▶ **WHAT YOU NEED TO DO**: Copy each line with the word "marker" in it.

____

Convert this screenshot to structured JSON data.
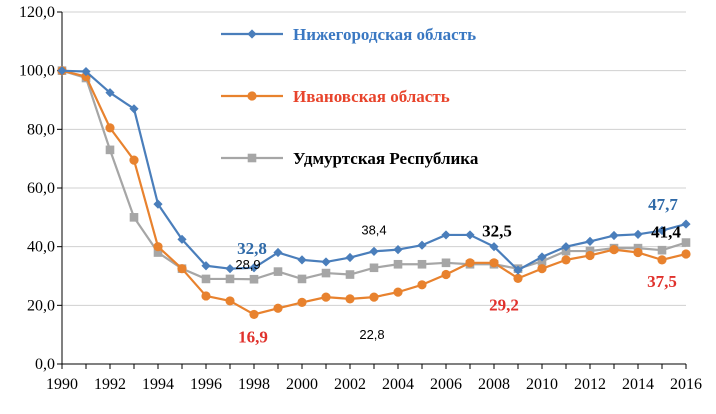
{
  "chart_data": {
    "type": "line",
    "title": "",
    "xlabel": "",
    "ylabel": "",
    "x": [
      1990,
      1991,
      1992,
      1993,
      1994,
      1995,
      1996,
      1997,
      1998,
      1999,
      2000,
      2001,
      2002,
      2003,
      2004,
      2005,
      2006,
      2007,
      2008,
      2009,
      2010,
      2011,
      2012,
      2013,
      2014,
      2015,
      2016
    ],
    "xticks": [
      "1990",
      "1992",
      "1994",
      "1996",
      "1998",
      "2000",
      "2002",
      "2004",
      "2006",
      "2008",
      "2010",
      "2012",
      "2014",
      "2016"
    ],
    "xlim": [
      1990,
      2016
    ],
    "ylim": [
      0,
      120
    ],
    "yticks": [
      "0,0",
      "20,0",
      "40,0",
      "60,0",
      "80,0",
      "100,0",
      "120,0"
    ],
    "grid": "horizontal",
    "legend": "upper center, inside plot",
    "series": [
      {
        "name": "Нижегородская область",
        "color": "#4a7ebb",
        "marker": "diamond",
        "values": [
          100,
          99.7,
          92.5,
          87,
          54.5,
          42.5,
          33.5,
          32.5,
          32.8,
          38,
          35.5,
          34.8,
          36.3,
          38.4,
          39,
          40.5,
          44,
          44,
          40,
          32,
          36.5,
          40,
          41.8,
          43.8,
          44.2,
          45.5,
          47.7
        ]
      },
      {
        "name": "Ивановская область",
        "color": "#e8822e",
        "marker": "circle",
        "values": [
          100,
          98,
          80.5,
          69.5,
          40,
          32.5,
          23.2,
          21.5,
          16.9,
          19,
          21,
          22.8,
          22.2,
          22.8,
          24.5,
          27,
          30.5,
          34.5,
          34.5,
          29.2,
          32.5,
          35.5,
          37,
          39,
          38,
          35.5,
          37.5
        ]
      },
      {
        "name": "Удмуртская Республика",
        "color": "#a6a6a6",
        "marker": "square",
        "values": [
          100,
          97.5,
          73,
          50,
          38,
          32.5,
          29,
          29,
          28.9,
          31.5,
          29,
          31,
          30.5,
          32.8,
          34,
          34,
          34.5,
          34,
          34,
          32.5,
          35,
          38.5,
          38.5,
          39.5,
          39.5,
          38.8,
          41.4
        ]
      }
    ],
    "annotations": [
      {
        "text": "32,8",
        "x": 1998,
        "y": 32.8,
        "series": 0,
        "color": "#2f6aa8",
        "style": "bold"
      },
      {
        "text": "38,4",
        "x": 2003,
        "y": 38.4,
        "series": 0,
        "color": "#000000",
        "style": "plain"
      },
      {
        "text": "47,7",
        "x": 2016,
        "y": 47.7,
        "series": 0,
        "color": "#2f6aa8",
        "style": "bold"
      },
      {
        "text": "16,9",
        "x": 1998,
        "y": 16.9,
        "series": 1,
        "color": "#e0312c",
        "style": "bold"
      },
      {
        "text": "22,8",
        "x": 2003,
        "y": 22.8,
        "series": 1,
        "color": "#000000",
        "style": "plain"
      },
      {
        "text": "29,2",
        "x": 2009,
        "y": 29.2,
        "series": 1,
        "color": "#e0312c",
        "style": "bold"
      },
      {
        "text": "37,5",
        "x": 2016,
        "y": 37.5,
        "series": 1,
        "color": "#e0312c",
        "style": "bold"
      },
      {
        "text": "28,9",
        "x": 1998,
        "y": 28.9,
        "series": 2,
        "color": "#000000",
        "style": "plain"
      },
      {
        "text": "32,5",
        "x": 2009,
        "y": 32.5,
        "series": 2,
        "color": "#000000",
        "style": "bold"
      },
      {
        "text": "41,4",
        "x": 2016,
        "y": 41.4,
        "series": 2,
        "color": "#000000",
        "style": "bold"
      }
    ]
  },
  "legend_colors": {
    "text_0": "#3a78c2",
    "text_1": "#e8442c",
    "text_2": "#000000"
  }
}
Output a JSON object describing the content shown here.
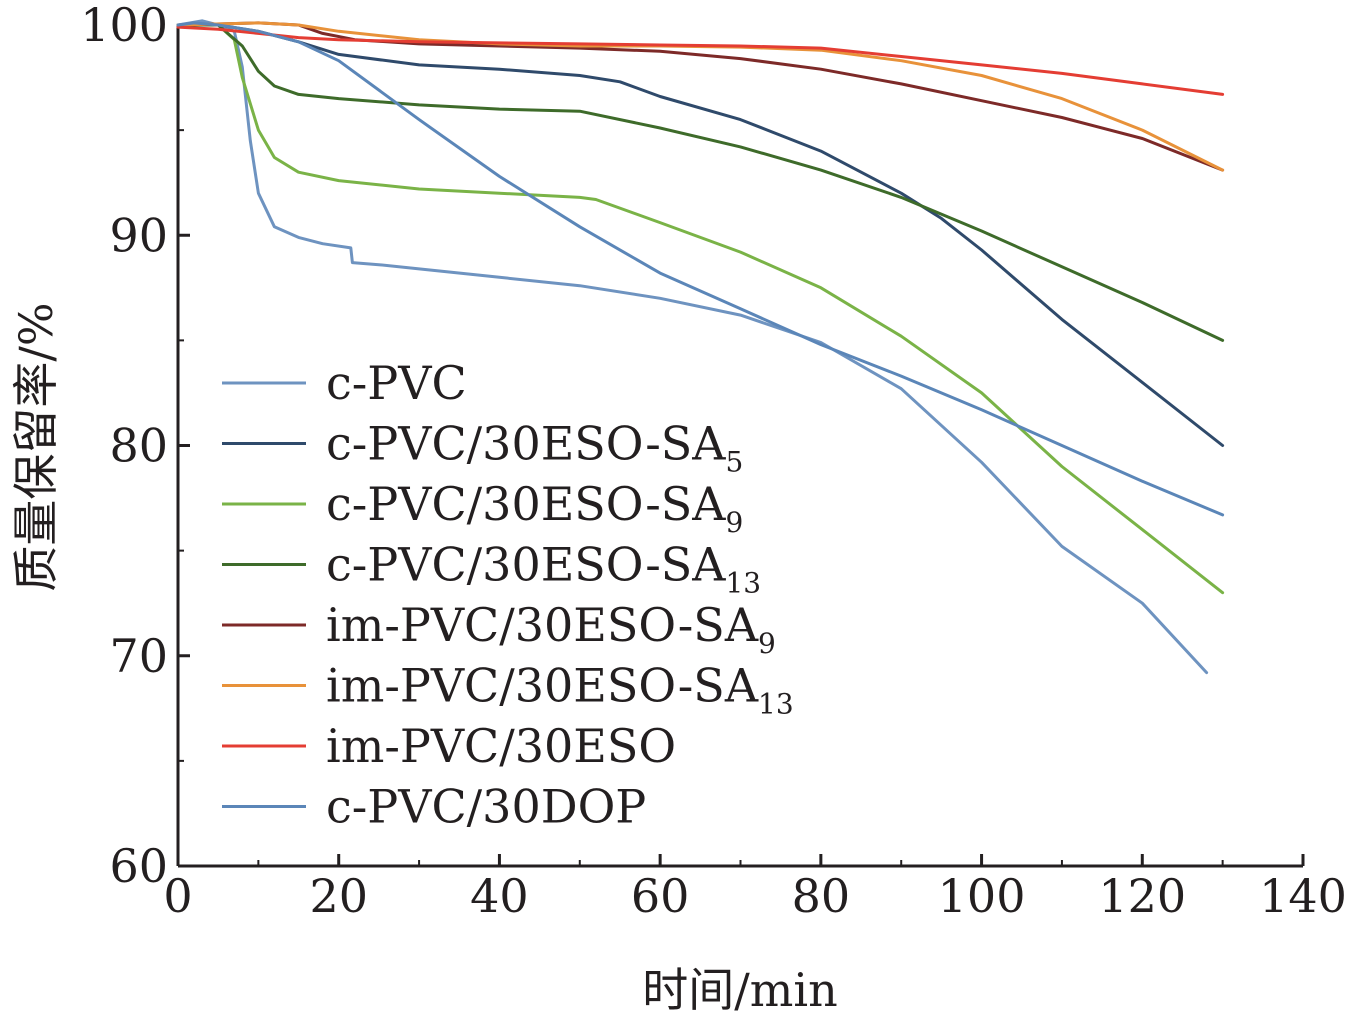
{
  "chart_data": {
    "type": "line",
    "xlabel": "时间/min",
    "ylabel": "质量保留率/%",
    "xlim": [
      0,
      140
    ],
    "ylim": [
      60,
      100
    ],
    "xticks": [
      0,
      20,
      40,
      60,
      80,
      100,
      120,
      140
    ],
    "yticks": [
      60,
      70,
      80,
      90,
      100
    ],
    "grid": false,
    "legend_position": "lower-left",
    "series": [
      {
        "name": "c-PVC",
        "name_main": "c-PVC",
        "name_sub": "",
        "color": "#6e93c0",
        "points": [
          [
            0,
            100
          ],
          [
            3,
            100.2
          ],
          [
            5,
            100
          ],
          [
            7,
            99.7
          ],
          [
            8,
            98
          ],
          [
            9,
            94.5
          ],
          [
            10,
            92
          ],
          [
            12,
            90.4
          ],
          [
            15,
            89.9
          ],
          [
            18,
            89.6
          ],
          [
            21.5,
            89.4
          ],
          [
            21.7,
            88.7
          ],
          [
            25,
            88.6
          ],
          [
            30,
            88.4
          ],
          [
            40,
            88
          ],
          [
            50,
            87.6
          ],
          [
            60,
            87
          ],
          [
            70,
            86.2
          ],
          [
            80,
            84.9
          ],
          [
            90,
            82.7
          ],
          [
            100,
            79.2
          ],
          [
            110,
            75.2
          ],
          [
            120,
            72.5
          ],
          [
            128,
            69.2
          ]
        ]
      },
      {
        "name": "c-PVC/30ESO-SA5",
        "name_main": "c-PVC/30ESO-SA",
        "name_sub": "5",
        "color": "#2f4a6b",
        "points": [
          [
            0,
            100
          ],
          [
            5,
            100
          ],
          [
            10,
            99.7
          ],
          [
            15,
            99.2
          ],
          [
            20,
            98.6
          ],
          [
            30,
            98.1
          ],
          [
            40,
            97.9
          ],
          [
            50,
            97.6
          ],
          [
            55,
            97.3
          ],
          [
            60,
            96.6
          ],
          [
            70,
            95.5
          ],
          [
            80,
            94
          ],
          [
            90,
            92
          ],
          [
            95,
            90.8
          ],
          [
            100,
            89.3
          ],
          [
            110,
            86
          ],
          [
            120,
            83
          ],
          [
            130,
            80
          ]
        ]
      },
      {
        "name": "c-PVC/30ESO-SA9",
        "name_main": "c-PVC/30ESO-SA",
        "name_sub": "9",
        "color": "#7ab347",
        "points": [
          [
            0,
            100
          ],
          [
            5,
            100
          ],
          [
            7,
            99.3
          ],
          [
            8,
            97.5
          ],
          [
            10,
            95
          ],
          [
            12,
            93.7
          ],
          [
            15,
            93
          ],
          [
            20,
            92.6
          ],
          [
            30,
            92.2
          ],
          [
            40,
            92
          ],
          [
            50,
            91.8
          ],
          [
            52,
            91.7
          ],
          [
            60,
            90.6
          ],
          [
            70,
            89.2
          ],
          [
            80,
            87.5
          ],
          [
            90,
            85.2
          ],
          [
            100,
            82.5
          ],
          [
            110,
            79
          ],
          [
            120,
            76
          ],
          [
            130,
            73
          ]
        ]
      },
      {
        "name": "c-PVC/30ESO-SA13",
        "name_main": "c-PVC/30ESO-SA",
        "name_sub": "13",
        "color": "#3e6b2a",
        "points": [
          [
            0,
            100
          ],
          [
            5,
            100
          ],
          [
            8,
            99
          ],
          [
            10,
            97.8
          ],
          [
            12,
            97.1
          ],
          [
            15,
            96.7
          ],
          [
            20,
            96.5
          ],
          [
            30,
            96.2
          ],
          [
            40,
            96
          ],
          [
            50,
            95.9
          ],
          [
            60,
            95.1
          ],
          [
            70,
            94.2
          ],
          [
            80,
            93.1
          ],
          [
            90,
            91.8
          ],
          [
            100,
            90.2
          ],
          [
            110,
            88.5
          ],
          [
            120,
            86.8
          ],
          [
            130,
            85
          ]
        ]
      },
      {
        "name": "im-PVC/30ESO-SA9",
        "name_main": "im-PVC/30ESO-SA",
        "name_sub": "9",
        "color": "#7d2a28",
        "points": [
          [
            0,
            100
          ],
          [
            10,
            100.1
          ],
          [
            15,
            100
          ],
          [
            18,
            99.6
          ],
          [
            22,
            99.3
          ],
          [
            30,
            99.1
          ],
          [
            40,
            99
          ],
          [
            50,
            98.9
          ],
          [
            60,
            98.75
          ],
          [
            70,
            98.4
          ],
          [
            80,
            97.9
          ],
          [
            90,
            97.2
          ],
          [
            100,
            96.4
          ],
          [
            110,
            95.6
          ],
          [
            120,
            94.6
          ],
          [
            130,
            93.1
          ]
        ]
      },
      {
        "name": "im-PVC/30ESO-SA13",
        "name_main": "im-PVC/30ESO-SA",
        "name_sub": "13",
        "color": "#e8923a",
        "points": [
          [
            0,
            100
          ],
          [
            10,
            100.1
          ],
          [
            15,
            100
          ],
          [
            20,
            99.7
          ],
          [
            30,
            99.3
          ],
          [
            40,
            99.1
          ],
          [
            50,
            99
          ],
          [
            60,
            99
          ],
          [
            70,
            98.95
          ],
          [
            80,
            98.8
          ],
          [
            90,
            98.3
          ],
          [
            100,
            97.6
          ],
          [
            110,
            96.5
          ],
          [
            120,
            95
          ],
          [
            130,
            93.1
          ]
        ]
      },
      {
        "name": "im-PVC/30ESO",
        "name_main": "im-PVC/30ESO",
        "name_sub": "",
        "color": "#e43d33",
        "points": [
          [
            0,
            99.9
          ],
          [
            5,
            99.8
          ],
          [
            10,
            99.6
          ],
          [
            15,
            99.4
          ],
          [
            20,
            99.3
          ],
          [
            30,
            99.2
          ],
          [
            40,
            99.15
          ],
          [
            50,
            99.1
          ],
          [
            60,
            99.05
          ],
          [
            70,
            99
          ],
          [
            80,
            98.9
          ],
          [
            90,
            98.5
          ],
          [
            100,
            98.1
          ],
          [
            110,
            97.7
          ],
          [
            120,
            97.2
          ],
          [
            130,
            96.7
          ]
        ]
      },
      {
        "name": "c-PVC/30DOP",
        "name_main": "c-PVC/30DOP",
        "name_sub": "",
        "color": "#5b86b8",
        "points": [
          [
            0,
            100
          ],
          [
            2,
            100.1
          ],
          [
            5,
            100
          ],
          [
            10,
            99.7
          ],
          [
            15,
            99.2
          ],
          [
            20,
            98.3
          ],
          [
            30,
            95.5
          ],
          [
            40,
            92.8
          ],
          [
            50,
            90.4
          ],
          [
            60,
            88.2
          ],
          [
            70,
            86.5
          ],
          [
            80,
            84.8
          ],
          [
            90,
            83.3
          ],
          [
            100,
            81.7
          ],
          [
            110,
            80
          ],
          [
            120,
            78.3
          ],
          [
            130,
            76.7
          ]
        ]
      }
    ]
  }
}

____

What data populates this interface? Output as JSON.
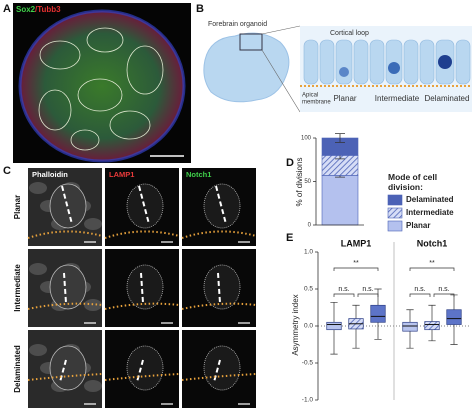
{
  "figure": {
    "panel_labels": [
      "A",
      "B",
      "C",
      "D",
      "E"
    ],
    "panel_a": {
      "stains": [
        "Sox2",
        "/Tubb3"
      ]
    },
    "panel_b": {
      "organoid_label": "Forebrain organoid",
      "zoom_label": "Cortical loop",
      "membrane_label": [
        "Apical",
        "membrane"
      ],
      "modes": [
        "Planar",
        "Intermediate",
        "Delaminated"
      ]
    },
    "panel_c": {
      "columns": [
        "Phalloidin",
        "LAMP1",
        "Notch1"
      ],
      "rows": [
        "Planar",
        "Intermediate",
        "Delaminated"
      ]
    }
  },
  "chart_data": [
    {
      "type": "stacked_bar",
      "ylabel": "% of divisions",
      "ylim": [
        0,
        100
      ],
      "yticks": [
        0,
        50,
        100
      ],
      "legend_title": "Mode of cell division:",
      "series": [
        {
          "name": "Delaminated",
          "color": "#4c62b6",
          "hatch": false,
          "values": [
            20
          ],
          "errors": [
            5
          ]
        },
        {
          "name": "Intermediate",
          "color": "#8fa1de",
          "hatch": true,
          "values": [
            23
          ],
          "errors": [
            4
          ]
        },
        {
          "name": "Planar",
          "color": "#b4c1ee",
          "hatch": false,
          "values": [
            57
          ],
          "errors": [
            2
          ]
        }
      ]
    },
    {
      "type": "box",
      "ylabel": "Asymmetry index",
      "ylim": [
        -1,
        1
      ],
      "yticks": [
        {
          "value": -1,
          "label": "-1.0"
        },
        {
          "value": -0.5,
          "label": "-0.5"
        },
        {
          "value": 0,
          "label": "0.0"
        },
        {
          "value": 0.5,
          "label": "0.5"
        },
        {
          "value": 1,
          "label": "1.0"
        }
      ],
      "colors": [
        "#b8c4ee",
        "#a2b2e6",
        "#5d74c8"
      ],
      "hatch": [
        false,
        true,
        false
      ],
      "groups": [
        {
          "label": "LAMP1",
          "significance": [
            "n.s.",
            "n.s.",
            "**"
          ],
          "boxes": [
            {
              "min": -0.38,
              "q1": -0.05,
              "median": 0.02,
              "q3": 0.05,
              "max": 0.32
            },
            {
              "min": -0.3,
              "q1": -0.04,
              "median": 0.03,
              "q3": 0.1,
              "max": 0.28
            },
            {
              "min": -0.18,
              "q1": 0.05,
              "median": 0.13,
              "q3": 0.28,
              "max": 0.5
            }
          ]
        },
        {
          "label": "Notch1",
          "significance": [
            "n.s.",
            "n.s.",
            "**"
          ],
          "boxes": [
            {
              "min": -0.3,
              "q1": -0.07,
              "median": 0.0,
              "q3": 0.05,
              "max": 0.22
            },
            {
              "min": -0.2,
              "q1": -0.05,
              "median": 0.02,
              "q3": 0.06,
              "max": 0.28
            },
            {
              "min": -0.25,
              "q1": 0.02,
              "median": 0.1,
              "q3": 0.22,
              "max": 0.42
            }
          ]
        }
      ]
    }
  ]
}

____

▶ **FULL SOLUTION**:
        "marker": "diamond",
        "marker": "circle",
        "marker": "square",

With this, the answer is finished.